**WHAT THIS TASK INVOLVES:**
Count every line below in which "是等比数列" occurs, then give only the count.

============

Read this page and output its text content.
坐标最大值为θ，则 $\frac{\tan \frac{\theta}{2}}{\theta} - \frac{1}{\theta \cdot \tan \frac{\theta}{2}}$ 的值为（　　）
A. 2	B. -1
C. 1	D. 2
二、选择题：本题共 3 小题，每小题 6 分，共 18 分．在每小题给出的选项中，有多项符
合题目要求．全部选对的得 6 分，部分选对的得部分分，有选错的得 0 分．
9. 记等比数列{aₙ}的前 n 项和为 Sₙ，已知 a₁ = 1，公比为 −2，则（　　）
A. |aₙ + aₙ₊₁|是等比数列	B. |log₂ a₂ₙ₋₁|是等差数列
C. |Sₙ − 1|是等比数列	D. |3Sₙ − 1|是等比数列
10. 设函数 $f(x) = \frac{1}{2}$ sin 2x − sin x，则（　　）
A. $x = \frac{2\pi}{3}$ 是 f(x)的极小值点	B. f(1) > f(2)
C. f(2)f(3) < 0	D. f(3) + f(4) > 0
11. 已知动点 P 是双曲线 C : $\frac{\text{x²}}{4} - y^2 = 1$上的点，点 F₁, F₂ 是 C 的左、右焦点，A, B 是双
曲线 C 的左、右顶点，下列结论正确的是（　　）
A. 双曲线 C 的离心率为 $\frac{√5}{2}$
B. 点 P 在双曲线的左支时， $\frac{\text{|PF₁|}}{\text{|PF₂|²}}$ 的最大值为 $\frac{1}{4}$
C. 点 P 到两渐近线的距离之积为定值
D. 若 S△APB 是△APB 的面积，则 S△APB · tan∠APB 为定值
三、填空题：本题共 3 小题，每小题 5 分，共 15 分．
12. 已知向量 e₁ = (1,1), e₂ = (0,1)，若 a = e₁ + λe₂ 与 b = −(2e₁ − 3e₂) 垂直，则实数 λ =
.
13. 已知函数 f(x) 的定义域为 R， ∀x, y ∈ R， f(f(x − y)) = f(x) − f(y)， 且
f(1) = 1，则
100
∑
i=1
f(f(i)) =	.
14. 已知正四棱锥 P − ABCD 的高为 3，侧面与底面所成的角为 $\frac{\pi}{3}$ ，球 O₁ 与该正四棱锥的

============

**COMPLETED TASK:**
2